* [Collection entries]
---+---
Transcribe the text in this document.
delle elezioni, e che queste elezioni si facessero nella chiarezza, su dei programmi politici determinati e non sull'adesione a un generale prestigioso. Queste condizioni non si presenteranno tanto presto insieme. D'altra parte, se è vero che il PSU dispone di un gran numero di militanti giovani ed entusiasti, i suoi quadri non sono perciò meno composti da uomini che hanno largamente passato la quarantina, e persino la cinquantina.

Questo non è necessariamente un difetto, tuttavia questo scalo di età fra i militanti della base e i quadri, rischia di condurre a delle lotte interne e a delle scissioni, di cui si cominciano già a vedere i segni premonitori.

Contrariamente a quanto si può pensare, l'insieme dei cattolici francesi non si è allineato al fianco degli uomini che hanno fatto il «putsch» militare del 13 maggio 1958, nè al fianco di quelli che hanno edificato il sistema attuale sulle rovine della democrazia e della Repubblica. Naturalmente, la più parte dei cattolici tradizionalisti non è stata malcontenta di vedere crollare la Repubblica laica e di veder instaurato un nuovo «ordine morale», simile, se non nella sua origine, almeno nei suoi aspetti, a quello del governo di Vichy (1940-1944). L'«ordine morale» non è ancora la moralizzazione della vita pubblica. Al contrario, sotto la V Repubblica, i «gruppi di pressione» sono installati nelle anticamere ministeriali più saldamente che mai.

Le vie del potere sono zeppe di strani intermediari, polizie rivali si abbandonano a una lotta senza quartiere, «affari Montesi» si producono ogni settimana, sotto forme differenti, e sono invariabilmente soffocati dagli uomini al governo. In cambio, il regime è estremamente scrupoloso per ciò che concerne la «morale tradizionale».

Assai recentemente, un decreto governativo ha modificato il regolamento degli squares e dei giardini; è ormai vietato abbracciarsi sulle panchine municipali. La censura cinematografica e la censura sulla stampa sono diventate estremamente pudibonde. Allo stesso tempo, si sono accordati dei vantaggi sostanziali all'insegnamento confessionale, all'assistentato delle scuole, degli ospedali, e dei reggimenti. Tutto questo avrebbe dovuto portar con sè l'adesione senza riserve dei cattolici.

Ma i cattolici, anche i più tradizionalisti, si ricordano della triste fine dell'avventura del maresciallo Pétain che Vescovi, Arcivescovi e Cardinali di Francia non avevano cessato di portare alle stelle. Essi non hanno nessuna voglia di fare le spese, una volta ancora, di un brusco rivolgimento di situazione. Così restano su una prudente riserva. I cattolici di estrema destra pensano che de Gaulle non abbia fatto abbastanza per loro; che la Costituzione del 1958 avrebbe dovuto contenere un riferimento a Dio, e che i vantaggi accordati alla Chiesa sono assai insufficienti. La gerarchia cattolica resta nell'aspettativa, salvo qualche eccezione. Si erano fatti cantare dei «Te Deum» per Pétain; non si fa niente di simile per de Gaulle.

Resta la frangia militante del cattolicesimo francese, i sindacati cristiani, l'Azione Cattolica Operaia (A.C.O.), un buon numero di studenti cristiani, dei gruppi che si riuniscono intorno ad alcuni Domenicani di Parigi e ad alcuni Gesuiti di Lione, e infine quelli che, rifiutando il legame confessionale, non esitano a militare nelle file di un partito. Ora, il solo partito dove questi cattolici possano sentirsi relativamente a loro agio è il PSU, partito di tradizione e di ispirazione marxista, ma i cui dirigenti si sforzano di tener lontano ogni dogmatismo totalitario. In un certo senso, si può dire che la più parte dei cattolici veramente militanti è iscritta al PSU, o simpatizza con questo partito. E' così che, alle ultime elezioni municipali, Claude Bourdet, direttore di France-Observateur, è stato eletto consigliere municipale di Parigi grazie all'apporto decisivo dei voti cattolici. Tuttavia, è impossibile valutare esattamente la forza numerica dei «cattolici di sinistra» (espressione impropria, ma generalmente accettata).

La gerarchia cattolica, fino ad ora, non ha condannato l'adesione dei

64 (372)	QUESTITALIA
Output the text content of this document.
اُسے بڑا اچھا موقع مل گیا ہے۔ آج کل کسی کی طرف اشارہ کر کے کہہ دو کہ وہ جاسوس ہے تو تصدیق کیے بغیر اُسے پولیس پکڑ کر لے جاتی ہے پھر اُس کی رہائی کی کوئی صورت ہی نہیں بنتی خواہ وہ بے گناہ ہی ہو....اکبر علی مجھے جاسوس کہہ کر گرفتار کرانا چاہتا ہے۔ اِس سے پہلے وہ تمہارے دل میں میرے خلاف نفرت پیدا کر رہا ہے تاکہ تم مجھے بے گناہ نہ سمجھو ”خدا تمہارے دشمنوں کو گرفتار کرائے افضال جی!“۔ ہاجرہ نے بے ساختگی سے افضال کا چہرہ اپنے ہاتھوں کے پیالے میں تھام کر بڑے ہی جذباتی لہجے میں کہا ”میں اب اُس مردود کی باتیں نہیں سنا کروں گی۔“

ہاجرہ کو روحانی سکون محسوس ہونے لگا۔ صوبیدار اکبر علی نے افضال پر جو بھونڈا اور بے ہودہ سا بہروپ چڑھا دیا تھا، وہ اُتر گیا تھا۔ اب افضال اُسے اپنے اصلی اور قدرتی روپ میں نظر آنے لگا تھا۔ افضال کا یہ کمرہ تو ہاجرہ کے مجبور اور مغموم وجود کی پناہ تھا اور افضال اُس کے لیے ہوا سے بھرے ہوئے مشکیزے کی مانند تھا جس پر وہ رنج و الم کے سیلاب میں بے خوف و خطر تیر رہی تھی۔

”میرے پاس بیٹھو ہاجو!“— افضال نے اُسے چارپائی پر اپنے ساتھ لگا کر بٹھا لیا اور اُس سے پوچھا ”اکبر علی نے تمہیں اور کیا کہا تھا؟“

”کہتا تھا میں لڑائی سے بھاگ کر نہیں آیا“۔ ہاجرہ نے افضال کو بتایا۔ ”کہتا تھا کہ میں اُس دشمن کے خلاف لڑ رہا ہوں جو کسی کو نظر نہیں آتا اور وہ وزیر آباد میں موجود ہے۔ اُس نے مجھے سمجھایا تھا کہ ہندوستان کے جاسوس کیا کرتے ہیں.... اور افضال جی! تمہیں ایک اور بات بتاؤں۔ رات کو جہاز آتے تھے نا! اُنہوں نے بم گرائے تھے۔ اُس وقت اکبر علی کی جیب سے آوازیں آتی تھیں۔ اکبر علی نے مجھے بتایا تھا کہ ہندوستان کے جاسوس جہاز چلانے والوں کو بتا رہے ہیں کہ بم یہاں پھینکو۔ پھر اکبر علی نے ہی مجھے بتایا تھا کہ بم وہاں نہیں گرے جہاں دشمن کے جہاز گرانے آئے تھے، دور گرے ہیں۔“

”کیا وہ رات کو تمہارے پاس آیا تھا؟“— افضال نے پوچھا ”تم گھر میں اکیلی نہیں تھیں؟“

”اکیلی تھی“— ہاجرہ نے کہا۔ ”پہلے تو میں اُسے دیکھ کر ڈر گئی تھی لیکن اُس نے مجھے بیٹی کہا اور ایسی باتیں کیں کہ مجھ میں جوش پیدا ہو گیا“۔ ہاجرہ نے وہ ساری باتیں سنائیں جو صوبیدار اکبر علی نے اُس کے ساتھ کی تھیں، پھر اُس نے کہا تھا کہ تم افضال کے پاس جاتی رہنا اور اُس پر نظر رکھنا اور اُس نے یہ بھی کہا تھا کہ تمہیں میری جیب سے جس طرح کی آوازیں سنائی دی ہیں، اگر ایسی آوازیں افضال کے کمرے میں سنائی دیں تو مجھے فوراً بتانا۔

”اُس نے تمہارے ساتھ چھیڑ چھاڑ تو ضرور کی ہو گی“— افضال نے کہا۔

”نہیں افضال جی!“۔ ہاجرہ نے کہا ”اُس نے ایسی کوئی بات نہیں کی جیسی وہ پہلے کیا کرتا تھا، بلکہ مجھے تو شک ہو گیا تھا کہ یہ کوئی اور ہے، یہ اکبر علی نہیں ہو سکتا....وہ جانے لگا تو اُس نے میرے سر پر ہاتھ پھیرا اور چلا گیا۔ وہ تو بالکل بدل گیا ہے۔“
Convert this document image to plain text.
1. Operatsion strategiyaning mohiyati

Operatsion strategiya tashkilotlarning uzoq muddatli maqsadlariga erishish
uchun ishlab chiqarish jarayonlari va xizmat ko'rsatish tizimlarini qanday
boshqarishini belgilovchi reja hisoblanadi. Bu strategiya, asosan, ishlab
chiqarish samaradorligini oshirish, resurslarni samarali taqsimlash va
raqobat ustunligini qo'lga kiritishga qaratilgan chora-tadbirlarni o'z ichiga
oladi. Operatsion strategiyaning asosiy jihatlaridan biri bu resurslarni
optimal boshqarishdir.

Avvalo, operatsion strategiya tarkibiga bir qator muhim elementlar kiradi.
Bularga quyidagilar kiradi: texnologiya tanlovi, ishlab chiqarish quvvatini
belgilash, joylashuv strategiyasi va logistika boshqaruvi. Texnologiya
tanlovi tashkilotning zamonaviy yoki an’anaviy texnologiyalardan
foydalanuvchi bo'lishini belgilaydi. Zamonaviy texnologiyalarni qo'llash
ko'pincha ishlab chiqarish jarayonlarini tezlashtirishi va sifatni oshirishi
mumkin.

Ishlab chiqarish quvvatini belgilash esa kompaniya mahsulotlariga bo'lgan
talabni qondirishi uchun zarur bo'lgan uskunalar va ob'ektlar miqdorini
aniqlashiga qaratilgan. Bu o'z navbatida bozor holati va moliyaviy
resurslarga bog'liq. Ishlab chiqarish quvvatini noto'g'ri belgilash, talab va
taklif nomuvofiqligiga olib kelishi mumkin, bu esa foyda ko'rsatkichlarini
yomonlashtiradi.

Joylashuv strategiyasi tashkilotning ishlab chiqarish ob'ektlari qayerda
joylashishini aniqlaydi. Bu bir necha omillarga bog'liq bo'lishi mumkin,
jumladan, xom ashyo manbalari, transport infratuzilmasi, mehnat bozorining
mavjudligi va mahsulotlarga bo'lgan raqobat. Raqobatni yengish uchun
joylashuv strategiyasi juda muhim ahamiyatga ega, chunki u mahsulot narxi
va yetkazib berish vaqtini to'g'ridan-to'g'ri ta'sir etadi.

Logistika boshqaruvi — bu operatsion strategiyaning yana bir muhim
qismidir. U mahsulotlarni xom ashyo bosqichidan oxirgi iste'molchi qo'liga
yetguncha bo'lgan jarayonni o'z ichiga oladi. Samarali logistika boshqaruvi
---+---
* [SHORT EXERCISE] Which lines hold the word "muhim"? Copy every one of them.

* [TASK ANSWER]
Avvalo, operatsion strategiya tarkibiga bir qator muhim elementlar kiradi.
joylashuv strategiyasi juda muhim ahamiyatga ega, chunki u mahsulot narxi
Logistika boshqaruvi — bu operatsion strategiyaning yana bir muhim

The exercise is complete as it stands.